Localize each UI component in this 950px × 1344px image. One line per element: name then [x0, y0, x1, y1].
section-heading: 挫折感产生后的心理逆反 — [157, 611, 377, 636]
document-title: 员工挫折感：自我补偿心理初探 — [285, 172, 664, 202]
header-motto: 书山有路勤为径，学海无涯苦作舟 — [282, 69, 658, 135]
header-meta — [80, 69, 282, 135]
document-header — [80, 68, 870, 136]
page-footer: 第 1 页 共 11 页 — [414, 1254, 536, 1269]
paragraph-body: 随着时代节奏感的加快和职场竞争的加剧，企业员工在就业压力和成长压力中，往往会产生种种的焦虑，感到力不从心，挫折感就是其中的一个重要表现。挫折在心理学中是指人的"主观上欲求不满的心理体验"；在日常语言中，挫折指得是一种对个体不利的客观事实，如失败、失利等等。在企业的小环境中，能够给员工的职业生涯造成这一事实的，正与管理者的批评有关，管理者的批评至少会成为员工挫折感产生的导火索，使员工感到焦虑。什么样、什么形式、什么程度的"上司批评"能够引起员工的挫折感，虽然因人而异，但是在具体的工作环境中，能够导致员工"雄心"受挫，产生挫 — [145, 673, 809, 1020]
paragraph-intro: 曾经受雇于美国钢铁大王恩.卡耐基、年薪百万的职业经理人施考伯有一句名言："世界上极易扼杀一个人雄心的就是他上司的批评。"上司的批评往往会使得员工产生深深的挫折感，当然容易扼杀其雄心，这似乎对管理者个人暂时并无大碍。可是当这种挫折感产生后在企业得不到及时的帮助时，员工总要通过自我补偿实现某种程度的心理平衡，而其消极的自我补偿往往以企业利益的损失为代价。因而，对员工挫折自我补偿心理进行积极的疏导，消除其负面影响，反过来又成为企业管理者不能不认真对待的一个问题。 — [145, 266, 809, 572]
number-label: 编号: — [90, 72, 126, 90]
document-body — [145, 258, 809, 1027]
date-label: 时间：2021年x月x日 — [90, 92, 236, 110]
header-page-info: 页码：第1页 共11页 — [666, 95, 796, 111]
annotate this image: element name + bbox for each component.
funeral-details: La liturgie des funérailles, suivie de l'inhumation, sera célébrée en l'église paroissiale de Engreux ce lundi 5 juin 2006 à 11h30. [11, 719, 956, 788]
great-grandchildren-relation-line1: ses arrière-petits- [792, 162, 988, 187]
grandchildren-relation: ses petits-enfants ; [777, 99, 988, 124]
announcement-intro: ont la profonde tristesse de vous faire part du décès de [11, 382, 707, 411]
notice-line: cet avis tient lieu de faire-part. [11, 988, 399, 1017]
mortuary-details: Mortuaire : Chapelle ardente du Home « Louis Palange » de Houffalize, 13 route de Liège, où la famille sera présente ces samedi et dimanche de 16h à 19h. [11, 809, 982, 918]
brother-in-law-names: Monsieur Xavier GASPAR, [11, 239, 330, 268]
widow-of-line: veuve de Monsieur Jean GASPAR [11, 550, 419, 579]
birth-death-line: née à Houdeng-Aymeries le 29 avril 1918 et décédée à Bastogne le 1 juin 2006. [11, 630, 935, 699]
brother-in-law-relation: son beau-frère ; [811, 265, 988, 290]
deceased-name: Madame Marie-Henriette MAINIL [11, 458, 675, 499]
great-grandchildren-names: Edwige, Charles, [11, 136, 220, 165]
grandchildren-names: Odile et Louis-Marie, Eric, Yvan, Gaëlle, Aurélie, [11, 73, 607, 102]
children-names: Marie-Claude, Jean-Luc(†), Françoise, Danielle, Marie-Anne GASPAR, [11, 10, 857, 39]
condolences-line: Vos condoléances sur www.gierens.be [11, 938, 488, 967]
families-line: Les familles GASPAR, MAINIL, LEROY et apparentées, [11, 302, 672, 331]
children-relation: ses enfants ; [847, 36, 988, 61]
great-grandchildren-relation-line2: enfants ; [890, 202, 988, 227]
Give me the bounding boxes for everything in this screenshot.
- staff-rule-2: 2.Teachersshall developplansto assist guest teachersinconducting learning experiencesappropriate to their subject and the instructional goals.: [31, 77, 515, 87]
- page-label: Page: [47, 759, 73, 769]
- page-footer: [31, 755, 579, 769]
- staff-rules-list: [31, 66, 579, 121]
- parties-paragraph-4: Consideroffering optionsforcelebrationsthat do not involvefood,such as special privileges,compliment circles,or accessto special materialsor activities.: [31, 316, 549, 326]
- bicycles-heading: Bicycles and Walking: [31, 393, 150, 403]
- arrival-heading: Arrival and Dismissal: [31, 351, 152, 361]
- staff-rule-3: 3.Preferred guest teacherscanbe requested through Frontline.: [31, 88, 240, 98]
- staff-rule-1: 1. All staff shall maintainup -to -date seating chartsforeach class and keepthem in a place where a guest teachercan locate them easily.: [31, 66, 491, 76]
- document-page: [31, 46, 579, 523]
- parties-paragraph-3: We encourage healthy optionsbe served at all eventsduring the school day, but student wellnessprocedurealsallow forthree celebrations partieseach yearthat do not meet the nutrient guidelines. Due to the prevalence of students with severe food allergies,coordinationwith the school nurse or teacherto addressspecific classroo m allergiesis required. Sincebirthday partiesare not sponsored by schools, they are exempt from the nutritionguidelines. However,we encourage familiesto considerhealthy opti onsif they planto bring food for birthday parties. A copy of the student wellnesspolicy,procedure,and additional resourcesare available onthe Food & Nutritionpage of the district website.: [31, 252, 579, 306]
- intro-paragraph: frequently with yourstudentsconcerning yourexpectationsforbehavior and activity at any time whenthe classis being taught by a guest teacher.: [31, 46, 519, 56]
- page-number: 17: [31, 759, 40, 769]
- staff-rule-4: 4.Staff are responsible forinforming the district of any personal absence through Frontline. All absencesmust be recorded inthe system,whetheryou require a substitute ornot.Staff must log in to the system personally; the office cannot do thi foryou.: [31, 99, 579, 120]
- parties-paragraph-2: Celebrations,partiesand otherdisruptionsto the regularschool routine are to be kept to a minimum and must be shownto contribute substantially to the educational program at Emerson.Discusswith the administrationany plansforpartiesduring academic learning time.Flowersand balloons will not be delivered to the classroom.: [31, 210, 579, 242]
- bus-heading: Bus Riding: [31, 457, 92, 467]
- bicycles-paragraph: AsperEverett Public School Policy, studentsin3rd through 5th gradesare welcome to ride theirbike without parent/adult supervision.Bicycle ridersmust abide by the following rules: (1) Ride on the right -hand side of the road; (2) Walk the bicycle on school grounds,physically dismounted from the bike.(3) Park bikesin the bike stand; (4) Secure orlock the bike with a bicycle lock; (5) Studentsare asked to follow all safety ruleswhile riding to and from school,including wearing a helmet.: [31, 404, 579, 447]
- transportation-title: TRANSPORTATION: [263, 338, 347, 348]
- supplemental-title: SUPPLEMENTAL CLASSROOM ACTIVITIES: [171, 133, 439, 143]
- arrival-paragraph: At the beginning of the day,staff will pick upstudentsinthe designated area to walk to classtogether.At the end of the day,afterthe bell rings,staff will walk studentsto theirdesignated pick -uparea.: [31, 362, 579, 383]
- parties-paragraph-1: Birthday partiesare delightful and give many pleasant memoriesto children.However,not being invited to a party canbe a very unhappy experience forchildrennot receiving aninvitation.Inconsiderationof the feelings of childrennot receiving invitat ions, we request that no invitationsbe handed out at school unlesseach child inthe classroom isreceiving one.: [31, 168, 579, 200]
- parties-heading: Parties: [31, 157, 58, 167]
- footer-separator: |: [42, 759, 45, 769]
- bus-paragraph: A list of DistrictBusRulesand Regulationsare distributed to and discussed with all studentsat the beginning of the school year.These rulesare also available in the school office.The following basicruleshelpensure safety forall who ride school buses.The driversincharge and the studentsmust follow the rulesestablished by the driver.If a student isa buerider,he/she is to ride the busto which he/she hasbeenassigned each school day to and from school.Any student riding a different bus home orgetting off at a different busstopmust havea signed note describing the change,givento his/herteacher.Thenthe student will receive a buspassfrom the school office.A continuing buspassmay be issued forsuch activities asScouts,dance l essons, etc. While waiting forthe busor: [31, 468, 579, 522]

__________

*WHAT TO PRODUCE*:
Please pull out everything from the start of the rows above down to the line that contains "673, 809, 1020]", including both ends, and reproduce it word for word.

*PROBLEM SOLUTION*:
Localize each UI component in this 950px × 1344px image. One line per element: name then [x0, y0, x1, y1].
section-heading: 挫折感产生后的心理逆反 — [157, 611, 377, 636]
document-title: 员工挫折感：自我补偿心理初探 — [285, 172, 664, 202]
header-motto: 书山有路勤为径，学海无涯苦作舟 — [282, 69, 658, 135]
header-meta — [80, 69, 282, 135]
document-header — [80, 68, 870, 136]
page-footer: 第 1 页 共 11 页 — [414, 1254, 536, 1269]
paragraph-body: 随着时代节奏感的加快和职场竞争的加剧，企业员工在就业压力和成长压力中，往往会产生种种的焦虑，感到力不从心，挫折感就是其中的一个重要表现。挫折在心理学中是指人的"主观上欲求不满的心理体验"；在日常语言中，挫折指得是一种对个体不利的客观事实，如失败、失利等等。在企业的小环境中，能够给员工的职业生涯造成这一事实的，正与管理者的批评有关，管理者的批评至少会成为员工挫折感产生的导火索，使员工感到焦虑。什么样、什么形式、什么程度的"上司批评"能够引起员工的挫折感，虽然因人而异，但是在具体的工作环境中，能够导致员工"雄心"受挫，产生挫 — [145, 673, 809, 1020]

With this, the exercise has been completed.